:: Aim of the exercise ::
Below are some entries; can you quote all of them exactly?

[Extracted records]
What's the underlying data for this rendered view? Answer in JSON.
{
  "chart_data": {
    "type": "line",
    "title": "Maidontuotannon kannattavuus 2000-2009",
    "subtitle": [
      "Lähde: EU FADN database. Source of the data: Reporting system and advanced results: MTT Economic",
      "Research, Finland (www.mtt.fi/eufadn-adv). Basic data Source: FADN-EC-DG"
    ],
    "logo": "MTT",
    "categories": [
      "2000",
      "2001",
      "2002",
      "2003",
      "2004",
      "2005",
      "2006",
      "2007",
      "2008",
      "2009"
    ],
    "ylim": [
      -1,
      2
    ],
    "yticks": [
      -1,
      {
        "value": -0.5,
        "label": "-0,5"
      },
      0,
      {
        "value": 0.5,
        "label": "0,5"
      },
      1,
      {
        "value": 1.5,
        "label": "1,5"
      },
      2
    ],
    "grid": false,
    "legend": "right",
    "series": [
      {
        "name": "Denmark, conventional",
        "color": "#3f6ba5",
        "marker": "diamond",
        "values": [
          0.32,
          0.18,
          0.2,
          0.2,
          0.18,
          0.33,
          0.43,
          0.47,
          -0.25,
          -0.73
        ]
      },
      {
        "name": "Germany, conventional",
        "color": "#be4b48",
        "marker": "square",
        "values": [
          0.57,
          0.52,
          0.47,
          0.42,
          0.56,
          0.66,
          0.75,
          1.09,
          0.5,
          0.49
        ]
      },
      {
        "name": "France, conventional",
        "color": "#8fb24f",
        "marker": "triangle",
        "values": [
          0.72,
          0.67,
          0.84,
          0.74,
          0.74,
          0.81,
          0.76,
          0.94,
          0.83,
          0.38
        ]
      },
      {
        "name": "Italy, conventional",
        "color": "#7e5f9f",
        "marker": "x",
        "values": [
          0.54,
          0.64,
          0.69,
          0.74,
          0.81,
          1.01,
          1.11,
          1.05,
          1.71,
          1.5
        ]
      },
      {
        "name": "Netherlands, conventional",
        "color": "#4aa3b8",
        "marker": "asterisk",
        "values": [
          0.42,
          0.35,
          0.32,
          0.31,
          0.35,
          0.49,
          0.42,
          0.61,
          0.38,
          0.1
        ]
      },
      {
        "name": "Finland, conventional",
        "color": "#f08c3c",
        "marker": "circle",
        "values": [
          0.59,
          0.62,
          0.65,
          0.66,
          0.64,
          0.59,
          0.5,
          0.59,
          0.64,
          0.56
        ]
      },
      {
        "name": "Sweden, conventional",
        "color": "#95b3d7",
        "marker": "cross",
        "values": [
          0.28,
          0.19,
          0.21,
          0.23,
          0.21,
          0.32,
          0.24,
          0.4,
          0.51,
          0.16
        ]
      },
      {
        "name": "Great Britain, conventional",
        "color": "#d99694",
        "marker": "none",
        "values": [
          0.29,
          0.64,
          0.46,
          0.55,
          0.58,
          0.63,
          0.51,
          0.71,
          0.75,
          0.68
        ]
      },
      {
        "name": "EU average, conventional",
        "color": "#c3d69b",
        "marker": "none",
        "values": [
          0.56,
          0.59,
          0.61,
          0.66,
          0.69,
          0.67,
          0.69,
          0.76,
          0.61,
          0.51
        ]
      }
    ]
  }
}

:: Response to this task ::
What's the underlying data for this rendered view? Answer in JSON.
{
  "chart_data": {
    "type": "line",
    "title": "Maidontuotannon kannattavuus 2000-2009",
    "subtitle": [
      "Lähde: EU FADN database. Source of the data: Reporting system and advanced results: MTT Economic",
      "Research, Finland (www.mtt.fi/eufadn-adv). Basic data Source: FADN-EC-DG"
    ],
    "logo": "MTT",
    "categories": [
      "2000",
      "2001",
      "2002",
      "2003",
      "2004",
      "2005",
      "2006",
      "2007",
      "2008",
      "2009"
    ],
    "ylim": [
      -1,
      2
    ],
    "yticks": [
      -1,
      {
        "value": -0.5,
        "label": "-0,5"
      },
      0,
      {
        "value": 0.5,
        "label": "0,5"
      },
      1,
      {
        "value": 1.5,
        "label": "1,5"
      },
      2
    ],
    "grid": false,
    "legend": "right",
    "series": [
      {
        "name": "Denmark, conventional",
        "color": "#3f6ba5",
        "marker": "diamond",
        "values": [
          0.32,
          0.18,
          0.2,
          0.2,
          0.18,
          0.33,
          0.43,
          0.47,
          -0.25,
          -0.73
        ]
      },
      {
        "name": "Germany, conventional",
        "color": "#be4b48",
        "marker": "square",
        "values": [
          0.57,
          0.52,
          0.47,
          0.42,
          0.56,
          0.66,
          0.75,
          1.09,
          0.5,
          0.49
        ]
      },
      {
        "name": "France, conventional",
        "color": "#8fb24f",
        "marker": "triangle",
        "values": [
          0.72,
          0.67,
          0.84,
          0.74,
          0.74,
          0.81,
          0.76,
          0.94,
          0.83,
          0.38
        ]
      },
      {
        "name": "Italy, conventional",
        "color": "#7e5f9f",
        "marker": "x",
        "values": [
          0.54,
          0.64,
          0.69,
          0.74,
          0.81,
          1.01,
          1.11,
          1.05,
          1.71,
          1.5
        ]
      },
      {
        "name": "Netherlands, conventional",
        "color": "#4aa3b8",
        "marker": "asterisk",
        "values": [
          0.42,
          0.35,
          0.32,
          0.31,
          0.35,
          0.49,
          0.42,
          0.61,
          0.38,
          0.1
        ]
      },
      {
        "name": "Finland, conventional",
        "color": "#f08c3c",
        "marker": "circle",
        "values": [
          0.59,
          0.62,
          0.65,
          0.66,
          0.64,
          0.59,
          0.5,
          0.59,
          0.64,
          0.56
        ]
      },
      {
        "name": "Sweden, conventional",
        "color": "#95b3d7",
        "marker": "cross",
        "values": [
          0.28,
          0.19,
          0.21,
          0.23,
          0.21,
          0.32,
          0.24,
          0.4,
          0.51,
          0.16
        ]
      },
      {
        "name": "Great Britain, conventional",
        "color": "#d99694",
        "marker": "none",
        "values": [
          0.29,
          0.64,
          0.46,
          0.55,
          0.58,
          0.63,
          0.51,
          0.71,
          0.75,
          0.68
        ]
      },
      {
        "name": "EU average, conventional",
        "color": "#c3d69b",
        "marker": "none",
        "values": [
          0.56,
          0.59,
          0.61,
          0.66,
          0.69,
          0.67,
          0.69,
          0.76,
          0.61,
          0.51
        ]
      }
    ]
  }
}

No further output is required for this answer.